Polecenie 1:
Odpowiedz na pytania do tekstu o Mirze Kubasińskiej.
(a) Wokalistką jakich grup była kolejno Mira Kubasińska?
(b) Jak naprawdę miała na imię?
(c) Kiedy i w jakiej miejscowości się urodziła?
Polecenie 2: Przepisz bez zmian zapisane wiersze: wszystko od pierwszego z nich aż po wiersz zawierający „row-label: Gado 11. 45 (137, 665, 260, 689)”, z obydwoma krańcami włącznie.

Podany tekst:
-*-*-

Nasza Loteria SR - pasek na kartach artykułów

Wspomnienie: Mira Kubasińska była charyzmatyczną postacią big-beatu

Marek Zaradniak
Mira Kubasińska była jedną  z najbardziej charyzmatycznych postaci polskiej muzyki rozrywkowej lat 60. i 70.
Mira Kubasińska była jedną z najbardziej charyzmatycznych postaci polskiej muzyki rozrywkowej lat 60. i 70. Archiwum Bogdana Loebla
W czwartek mija 13 lat od śmierci Miry Kubasińskiej, długoletniej wokalistki najpierw grupy Blackout, a potem Breakout, jednej z najbardziej charyzmatycznych kobiet polskiej muzyki rozrywkowej lat 60. i 70.

W czwartek mija 13 lat od śmierci Miry Kubasińskiej, długoletniej wokalistki najpierw grupy Blackout, a potem Breakout, jednej z najbardziej charyzmatycznych kobiet polskiej muzyki rozrywkowej lat 60. i 70.

Naprawdę na imię miała Marianna. Urodziła się 8 września 1944 w Bodzechowie w dzisiejszym powiecie ostrowiec-kim, w województwie świętokrzyskim. Uczyła się i rozwijała swój talent w Ostrowcu Świętokrzyskim, m.in. w Zespole Pieśni i Tańca działającym w Ostrowieckim Domu Kultury. Przed szerszą publicznością zadebiutowała jako ośmiolatka, wygrywając jeden z programów „Mikrofon dla wszystkich”. Występowała w rzeszowskim kabarecie Porfirion.

-*-*-

Zapisane wiersze:
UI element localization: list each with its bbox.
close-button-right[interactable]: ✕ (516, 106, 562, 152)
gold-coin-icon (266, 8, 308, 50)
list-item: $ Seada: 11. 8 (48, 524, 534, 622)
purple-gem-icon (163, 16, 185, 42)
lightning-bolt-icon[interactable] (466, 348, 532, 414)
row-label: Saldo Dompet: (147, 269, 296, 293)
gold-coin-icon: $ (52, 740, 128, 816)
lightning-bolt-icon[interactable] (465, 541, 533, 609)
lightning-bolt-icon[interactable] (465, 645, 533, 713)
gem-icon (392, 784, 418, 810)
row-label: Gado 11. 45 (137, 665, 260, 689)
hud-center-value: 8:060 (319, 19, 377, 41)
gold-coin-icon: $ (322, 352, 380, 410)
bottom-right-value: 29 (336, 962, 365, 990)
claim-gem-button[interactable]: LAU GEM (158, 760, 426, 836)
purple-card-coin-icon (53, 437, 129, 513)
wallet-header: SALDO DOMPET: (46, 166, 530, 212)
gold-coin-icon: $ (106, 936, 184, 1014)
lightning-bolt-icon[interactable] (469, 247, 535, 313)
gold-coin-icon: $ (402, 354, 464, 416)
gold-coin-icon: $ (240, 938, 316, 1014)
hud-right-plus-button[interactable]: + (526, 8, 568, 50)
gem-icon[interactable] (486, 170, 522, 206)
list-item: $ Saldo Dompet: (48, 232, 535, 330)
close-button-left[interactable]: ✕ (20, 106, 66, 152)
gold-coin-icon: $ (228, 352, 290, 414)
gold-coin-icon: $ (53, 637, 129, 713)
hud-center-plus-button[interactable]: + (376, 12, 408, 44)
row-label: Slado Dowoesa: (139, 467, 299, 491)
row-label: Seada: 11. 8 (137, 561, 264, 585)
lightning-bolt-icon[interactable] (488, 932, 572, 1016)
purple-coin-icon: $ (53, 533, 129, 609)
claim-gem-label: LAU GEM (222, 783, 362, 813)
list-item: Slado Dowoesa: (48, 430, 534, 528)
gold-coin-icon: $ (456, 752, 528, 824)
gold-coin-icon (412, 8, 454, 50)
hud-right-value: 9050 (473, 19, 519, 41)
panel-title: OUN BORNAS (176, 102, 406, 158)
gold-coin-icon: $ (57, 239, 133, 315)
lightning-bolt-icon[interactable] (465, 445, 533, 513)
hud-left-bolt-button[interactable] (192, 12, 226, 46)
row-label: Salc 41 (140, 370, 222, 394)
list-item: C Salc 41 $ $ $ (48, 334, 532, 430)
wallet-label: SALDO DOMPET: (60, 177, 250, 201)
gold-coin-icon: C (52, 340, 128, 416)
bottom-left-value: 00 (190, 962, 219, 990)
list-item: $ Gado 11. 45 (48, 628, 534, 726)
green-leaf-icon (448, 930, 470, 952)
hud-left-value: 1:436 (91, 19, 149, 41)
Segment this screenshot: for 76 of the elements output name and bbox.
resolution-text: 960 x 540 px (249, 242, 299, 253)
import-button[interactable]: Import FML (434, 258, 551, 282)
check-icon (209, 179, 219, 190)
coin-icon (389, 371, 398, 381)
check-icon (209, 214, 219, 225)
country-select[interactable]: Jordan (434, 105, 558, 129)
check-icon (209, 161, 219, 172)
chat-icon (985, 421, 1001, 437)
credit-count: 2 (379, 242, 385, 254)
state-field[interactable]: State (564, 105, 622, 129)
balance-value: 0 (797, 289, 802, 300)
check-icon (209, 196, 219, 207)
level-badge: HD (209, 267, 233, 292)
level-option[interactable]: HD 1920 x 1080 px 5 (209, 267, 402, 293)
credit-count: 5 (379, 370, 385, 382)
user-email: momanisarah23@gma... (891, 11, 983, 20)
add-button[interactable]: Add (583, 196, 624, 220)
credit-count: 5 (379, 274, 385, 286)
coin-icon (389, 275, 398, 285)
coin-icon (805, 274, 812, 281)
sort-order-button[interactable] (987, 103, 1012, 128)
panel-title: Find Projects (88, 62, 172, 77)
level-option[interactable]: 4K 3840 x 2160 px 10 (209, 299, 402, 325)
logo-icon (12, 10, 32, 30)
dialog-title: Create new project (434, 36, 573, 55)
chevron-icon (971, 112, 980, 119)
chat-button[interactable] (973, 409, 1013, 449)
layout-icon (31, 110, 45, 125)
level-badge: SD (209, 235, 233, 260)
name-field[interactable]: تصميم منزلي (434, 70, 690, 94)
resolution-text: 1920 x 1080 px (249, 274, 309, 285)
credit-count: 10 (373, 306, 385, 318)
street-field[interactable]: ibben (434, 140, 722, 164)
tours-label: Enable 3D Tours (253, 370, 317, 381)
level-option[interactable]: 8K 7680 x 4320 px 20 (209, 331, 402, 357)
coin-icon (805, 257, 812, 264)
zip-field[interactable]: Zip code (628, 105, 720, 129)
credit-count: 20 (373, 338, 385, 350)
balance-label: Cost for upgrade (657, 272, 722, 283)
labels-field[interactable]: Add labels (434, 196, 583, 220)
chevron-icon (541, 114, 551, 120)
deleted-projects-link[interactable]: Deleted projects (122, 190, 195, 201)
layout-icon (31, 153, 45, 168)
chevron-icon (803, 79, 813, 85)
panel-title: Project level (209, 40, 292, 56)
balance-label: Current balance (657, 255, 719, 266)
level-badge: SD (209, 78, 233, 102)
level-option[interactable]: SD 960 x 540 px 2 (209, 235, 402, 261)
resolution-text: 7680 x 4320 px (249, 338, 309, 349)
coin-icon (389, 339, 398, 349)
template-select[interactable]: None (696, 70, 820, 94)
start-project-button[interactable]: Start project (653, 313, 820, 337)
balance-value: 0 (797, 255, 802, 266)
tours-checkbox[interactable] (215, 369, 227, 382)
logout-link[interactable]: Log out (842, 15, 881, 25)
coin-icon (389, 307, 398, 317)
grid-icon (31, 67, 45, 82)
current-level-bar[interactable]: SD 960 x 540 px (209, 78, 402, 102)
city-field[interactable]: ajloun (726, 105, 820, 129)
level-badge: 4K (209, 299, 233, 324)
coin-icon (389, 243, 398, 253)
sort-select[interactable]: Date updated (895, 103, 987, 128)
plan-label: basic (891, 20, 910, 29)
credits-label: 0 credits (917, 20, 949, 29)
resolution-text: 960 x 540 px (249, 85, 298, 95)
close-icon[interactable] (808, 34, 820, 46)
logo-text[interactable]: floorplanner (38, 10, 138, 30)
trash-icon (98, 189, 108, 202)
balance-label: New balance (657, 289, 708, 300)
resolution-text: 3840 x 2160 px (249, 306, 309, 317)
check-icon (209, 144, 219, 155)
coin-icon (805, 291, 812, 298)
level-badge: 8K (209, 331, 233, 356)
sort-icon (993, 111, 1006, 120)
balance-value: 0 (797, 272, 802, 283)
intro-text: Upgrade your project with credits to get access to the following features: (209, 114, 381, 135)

-*-*-

Odpowiedź 1:
(a) Najpierw grupy Blackout, a potem Breakout.
(b) Marianna.
(c) 8 września 1944 roku w Bodzechowie.

Odpowiedź 2:
UI element localization: list each with its bbox.
close-button-right[interactable]: ✕ (516, 106, 562, 152)
gold-coin-icon (266, 8, 308, 50)
list-item: $ Seada: 11. 8 (48, 524, 534, 622)
purple-gem-icon (163, 16, 185, 42)
lightning-bolt-icon[interactable] (466, 348, 532, 414)
row-label: Saldo Dompet: (147, 269, 296, 293)
gold-coin-icon: $ (52, 740, 128, 816)
lightning-bolt-icon[interactable] (465, 541, 533, 609)
lightning-bolt-icon[interactable] (465, 645, 533, 713)
gem-icon (392, 784, 418, 810)
row-label: Gado 11. 45 (137, 665, 260, 689)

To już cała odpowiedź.